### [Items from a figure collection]
──────────

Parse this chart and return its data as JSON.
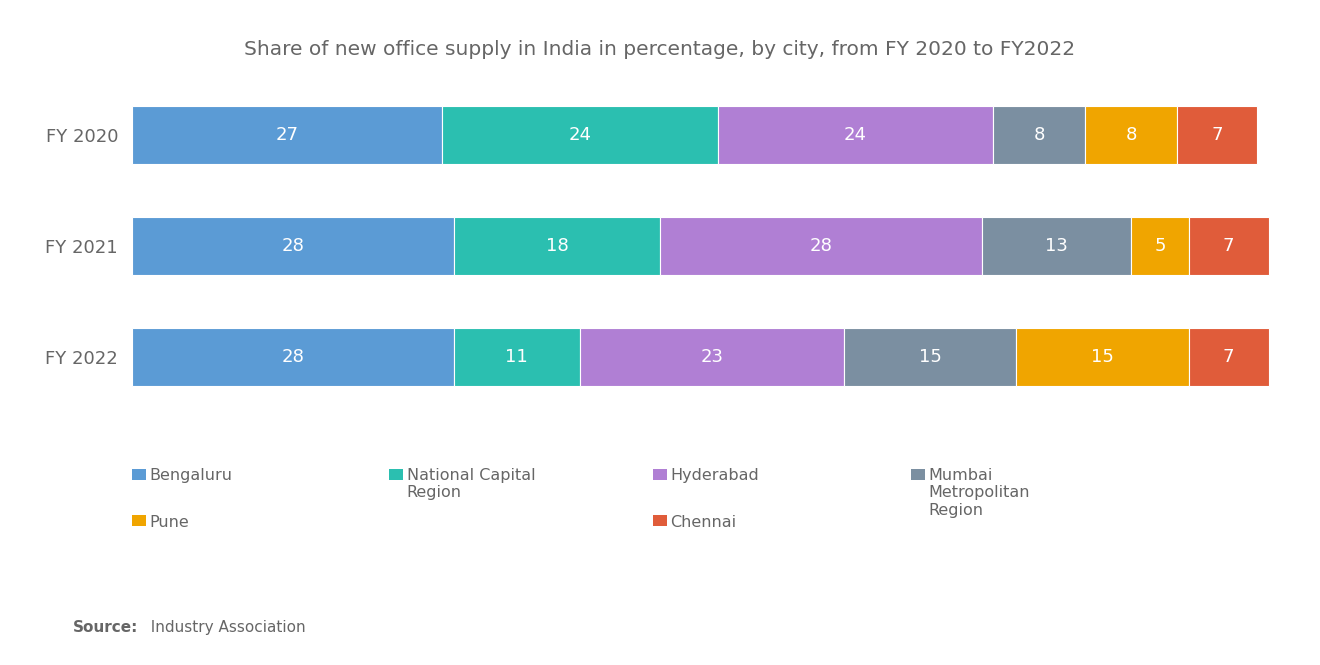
{
  "title": "Share of new office supply in India in percentage, by city, from FY 2020 to FY2022",
  "years": [
    "FY 2020",
    "FY 2021",
    "FY 2022"
  ],
  "categories": [
    "Bengaluru",
    "National Capital\nRegion",
    "Hyderabad",
    "Mumbai\nMetropolitan\nRegion",
    "Pune",
    "Chennai"
  ],
  "colors": [
    "#5B9BD5",
    "#2BBFB0",
    "#B07FD4",
    "#7B8FA1",
    "#F0A500",
    "#E05C3A"
  ],
  "data": {
    "FY 2020": [
      27,
      24,
      24,
      8,
      8,
      7
    ],
    "FY 2021": [
      28,
      18,
      28,
      13,
      5,
      7
    ],
    "FY 2022": [
      28,
      11,
      23,
      15,
      15,
      7
    ]
  },
  "background_color": "#FFFFFF",
  "bar_height": 0.52,
  "title_fontsize": 14.5,
  "label_fontsize": 13,
  "tick_fontsize": 13,
  "legend_fontsize": 11.5,
  "source_bold": "Source:",
  "source_normal": "  Industry Association"
}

──────────

From the entries above, copy every line where the word "nRegion" shows up.

    "National Capital\nRegion",
    "Mumbai\nMetropolitan\nRegion",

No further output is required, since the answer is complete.